The Brave New World Of Financial Advice

Published in Investing on 25 May 2011

Paying commissions will soon be a thing of the past.

Are you getting all excited about the RDR? Are you agog at the prospects for this brave new world of financial advice? What do you mean, you've forgotten what RDR stands for?

If you don't know your RDR from your FDR, here's a quick refresher. RDR is the groovy financial services industry acronym for Retail Distribution Review, and before you die of ennui, here's four words explaining why it could matter to you.

RDR will abolish commission.

So farewell, commission

From January 2013, financial advisers will be banned from charging commission for selling financial products. Instead, they will have to charge their clients a fee.

At a stroke, the Financial Services Authority should do away with the one single factor that has underpinned almost every mis-selling scandal over the last 25 years, as I wrote here last year.

Close the door on your way out

Plenty of financial advisers will rue the day commission died. Some of them I have no sympathy for. They're the ones who made fat profits by mis-selling commission-based personal pension transfers and a host of other under-performing investments, including precipice bonds, with-profits bonds and endowment plans. Many are quitting the industry, now the easy pickings are over.

Bye-bye.

But I do have sympathy for honest advisers (the large majority). One reason nine out of 10 financial services products were sold on a commission basis is that their clients wouldn't have bought them any other way.

Getting people to pay money into a pension, ISA and insurance plan isn't an easy job, when there are so many more exciting things they can do with their money. Charging them a fee on top makes a tough task even more daunting.

That's why most advisers bundled their fees into the cost of the product. Clients liked it, because they didn't have to write a separate cheque for advice, and could deceive themselves that the adviser got paid through some magical form of osmosis.

Seeing red

Unfortunately, this gave the green light for the financial services industry to try a little deception of their own. Since the industry is more than happy to jump a red, especially if there is a banker at the wheel, this had them revving their engines.

Banks and insurers pumped out investment bonds paying whopping commission of up to 6%, giving advisers a massive incentive to choose them over, say, a vastly superior investment trust that paid zero commission.

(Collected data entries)

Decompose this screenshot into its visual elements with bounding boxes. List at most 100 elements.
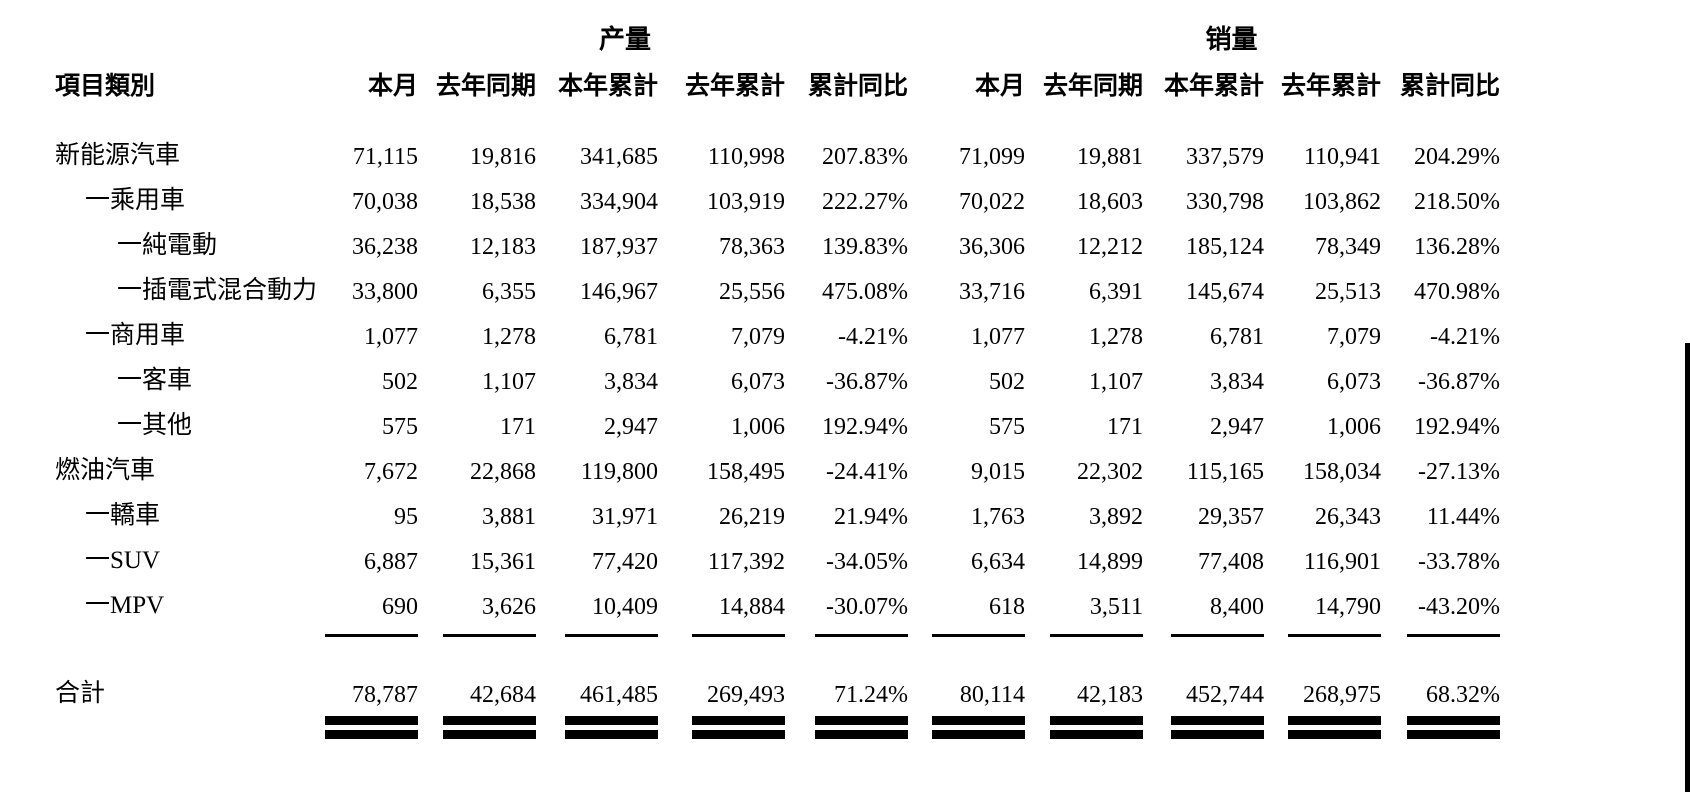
column-header-prod-month: 本月 xyxy=(367,73,418,100)
table-cell: 461,485 xyxy=(580,682,658,708)
table-cell: 2,947 xyxy=(1210,414,1264,440)
table-cell: 192.94% xyxy=(1414,414,1500,440)
table-cell: 6,355 xyxy=(482,279,536,305)
table-row: 一商用車 1,077 1,278 6,781 7,079 -4.21% 1,07… xyxy=(55,306,1500,351)
single-rule-row xyxy=(55,621,1500,637)
table-cell: 8,400 xyxy=(1210,594,1264,620)
group-header-spacer xyxy=(908,12,1025,56)
table-cell: 158,034 xyxy=(1303,459,1381,485)
total-row: 合計 78,787 42,684 461,485 269,493 71.24% … xyxy=(55,663,1500,709)
table-row: 燃油汽車 7,672 22,868 119,800 158,495 -24.41… xyxy=(55,441,1500,486)
table-cell: 690 xyxy=(382,594,418,620)
table-cell: 77,408 xyxy=(1198,549,1264,575)
table-cell: 502 xyxy=(382,369,418,395)
table-cell: 19,816 xyxy=(470,144,536,170)
table-cell: 26,343 xyxy=(1315,504,1381,530)
header-spacer-row xyxy=(55,102,1500,126)
table-cell: 31,971 xyxy=(592,504,658,530)
group-header-spacer xyxy=(418,12,536,56)
single-rule-cell xyxy=(908,621,1025,637)
row-label: 一轎車 xyxy=(85,502,161,529)
table-cell: 192.94% xyxy=(822,414,908,440)
table-cell: 103,919 xyxy=(707,189,785,215)
table-cell: 3,892 xyxy=(1089,504,1143,530)
table-cell: 42,183 xyxy=(1077,682,1143,708)
row-label: 一MPV xyxy=(85,592,165,619)
table-cell: 18,603 xyxy=(1077,189,1143,215)
row-label: 合計 xyxy=(55,680,106,707)
row-label: 一純電動 xyxy=(117,232,218,259)
group-header-spacer xyxy=(785,12,908,56)
table-cell: 71.24% xyxy=(834,682,908,708)
table-cell: 7,672 xyxy=(364,459,418,485)
group-header-spacer xyxy=(658,12,785,56)
table-cell: 18,538 xyxy=(470,189,536,215)
double-rule-cell xyxy=(536,709,658,739)
table-cell: 475.08% xyxy=(822,279,908,305)
row-label: 一商用車 xyxy=(85,322,186,349)
row-label: 一乘用車 xyxy=(85,187,186,214)
table-cell: 21.94% xyxy=(834,504,908,530)
double-rule-cell xyxy=(1143,709,1264,739)
column-header-category: 項目類別 xyxy=(55,73,156,100)
row-label: 燃油汽車 xyxy=(55,457,156,484)
table-cell: 136.28% xyxy=(1414,234,1500,260)
table-cell: 33,716 xyxy=(959,279,1025,305)
group-header-spacer xyxy=(1264,12,1381,56)
row-label: 一SUV xyxy=(85,547,161,574)
table-cell: 110,941 xyxy=(1303,144,1381,170)
double-rule-cell xyxy=(418,709,536,739)
double-rule-row xyxy=(55,709,1500,739)
table-cell: 268,975 xyxy=(1303,682,1381,708)
right-edge-bar xyxy=(1685,343,1690,792)
double-rule-cell xyxy=(325,709,418,739)
group-header-spacer xyxy=(1025,12,1143,56)
table-cell: -36.87% xyxy=(826,369,908,395)
table-cell: 1,278 xyxy=(482,324,536,350)
table-cell: -34.05% xyxy=(826,549,908,575)
table-cell: 95 xyxy=(394,504,418,530)
double-rule-cell xyxy=(1381,709,1500,739)
table-cell: -30.07% xyxy=(826,594,908,620)
table-cell: 330,798 xyxy=(1186,189,1264,215)
table-cell: 171 xyxy=(1107,414,1143,440)
table-cell: 78,363 xyxy=(719,234,785,260)
table-cell: 470.98% xyxy=(1414,279,1500,305)
table-cell: 222.27% xyxy=(822,189,908,215)
table-cell: 26,219 xyxy=(719,504,785,530)
group-header-row: 产量 销量 xyxy=(55,12,1500,56)
table-cell: 204.29% xyxy=(1414,144,1500,170)
column-header-sales-ytd: 本年累計 xyxy=(1163,73,1264,100)
double-rule-cell xyxy=(785,709,908,739)
table-cell: 11.44% xyxy=(1426,504,1500,530)
table-cell: 158,495 xyxy=(707,459,785,485)
table-cell: 36,238 xyxy=(352,234,418,260)
double-rule-cell xyxy=(1025,709,1143,739)
row-label: 新能源汽車 xyxy=(55,142,181,169)
double-rule-cell xyxy=(908,709,1025,739)
row-label: 一客車 xyxy=(117,367,193,394)
table-cell: 6,073 xyxy=(1327,369,1381,395)
production-sales-table: 产量 销量 項目類別 本月 去年同期 本年累計 去年累計 累計同比 本月 去年同… xyxy=(55,12,1500,739)
single-rule-cell xyxy=(418,621,536,637)
table-cell: 7,079 xyxy=(731,324,785,350)
single-rule-cell xyxy=(1143,621,1264,637)
column-header-row: 項目類別 本月 去年同期 本年累計 去年累計 累計同比 本月 去年同期 本年累計… xyxy=(55,56,1500,102)
table-cell: 452,744 xyxy=(1186,682,1264,708)
table-row: 一插電式混合動力 33,800 6,355 146,967 25,556 475… xyxy=(55,261,1500,306)
table-cell: 6,781 xyxy=(604,324,658,350)
table-cell: 71,099 xyxy=(959,144,1025,170)
table-cell: 14,899 xyxy=(1077,549,1143,575)
table-cell: 337,579 xyxy=(1186,144,1264,170)
double-rule-cell xyxy=(1264,709,1381,739)
table-cell: 1,006 xyxy=(1327,414,1381,440)
column-header-prod-ytd: 本年累計 xyxy=(557,73,658,100)
table-cell: 115,165 xyxy=(1186,459,1264,485)
column-header-sales-last-ytd: 去年累計 xyxy=(1280,73,1381,100)
table-cell: -4.21% xyxy=(1430,324,1500,350)
rule-spacer xyxy=(55,621,325,637)
table-cell: 146,967 xyxy=(580,279,658,305)
table-cell: 7,079 xyxy=(1327,324,1381,350)
column-header-sales-last-year-period: 去年同期 xyxy=(1042,73,1143,100)
table-cell: 68.32% xyxy=(1426,682,1500,708)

TASK GOAL: Reproduce the part of the financial advice article that opens with the words containing "So farewell, commission" and closes with "pickings are over.", swapping "endowment plans" for "savings plans".

RESULT FOR THIS EXERCISE:
So farewell, commission

From January 2013, financial advisers will be banned from charging commission for selling financial products. Instead, they will have to charge their clients a fee.

At a stroke, the Financial Services Authority should do away with the one single factor that has underpinned almost every mis-selling scandal over the last 25 years, as I wrote here last year.

Close the door on your way out

Plenty of financial advisers will rue the day commission died. Some of them I have no sympathy for. They're the ones who made fat profits by mis-selling commission-based personal pension transfers and a host of other under-performing investments, including precipice bonds, with-profits bonds and savings plans. Many are quitting the industry, now the easy pickings are over.